Prompt:
Locate each line below that includes "Основное" and reproduce it.

Saved entries:
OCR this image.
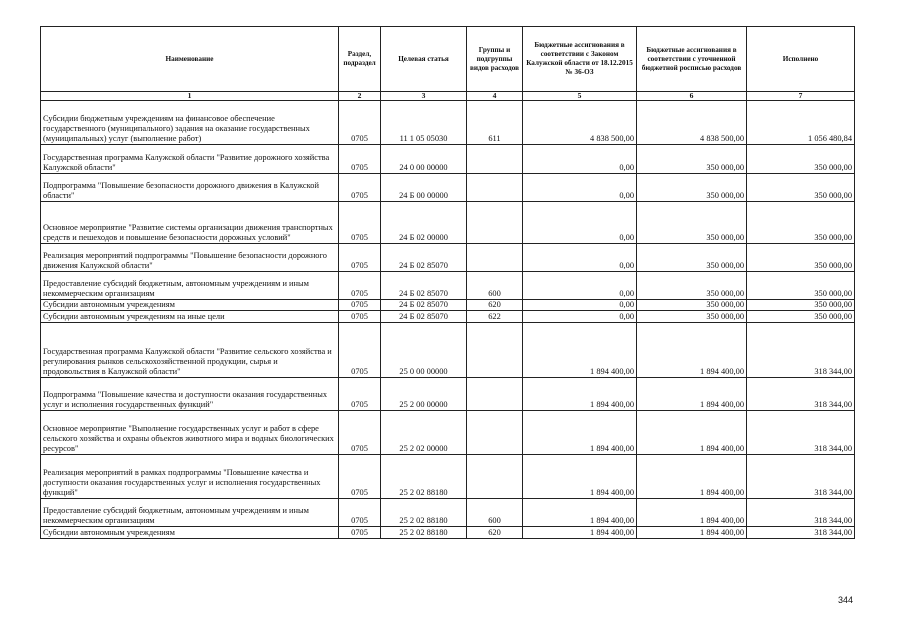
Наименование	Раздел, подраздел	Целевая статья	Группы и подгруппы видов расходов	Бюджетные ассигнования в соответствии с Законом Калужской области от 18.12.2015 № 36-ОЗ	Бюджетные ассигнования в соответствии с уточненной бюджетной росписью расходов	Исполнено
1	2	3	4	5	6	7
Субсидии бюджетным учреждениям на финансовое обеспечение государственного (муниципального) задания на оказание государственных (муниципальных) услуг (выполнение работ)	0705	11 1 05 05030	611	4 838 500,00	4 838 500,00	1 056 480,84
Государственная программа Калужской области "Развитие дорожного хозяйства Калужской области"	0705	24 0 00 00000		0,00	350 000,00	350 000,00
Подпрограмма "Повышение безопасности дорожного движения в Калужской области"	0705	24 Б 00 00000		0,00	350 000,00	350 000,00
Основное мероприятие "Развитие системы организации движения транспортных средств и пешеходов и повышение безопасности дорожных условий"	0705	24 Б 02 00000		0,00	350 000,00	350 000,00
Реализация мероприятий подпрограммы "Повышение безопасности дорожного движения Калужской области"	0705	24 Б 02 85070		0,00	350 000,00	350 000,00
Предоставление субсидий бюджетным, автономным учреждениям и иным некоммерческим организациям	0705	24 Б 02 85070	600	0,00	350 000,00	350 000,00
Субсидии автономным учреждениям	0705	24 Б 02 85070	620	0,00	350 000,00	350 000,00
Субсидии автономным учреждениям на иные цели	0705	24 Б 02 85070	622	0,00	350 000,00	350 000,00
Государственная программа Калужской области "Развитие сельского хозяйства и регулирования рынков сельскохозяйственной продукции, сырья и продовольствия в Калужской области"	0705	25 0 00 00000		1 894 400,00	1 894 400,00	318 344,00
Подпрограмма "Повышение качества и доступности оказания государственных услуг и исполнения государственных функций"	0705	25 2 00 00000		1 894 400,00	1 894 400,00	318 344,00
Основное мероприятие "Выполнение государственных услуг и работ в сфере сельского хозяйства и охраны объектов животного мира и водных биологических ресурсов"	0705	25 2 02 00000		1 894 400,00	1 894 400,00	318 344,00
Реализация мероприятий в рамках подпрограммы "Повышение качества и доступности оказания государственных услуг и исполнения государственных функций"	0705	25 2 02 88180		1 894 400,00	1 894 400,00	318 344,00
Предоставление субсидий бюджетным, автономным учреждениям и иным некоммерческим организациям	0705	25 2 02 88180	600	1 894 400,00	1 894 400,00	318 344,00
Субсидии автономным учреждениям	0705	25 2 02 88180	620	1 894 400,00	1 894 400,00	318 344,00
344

The output:
Основное мероприятие "Развитие системы организации движения транспортных средств и пешеходов и повышение безопасности дорожных условий"	0705	24 Б 02 00000		0,00	350 000,00	350 000,00
Основное мероприятие "Выполнение государственных услуг и работ в сфере сельского хозяйства и охраны объектов животного мира и водных биологических ресурсов"	0705	25 2 02 00000		1 894 400,00	1 894 400,00	318 344,00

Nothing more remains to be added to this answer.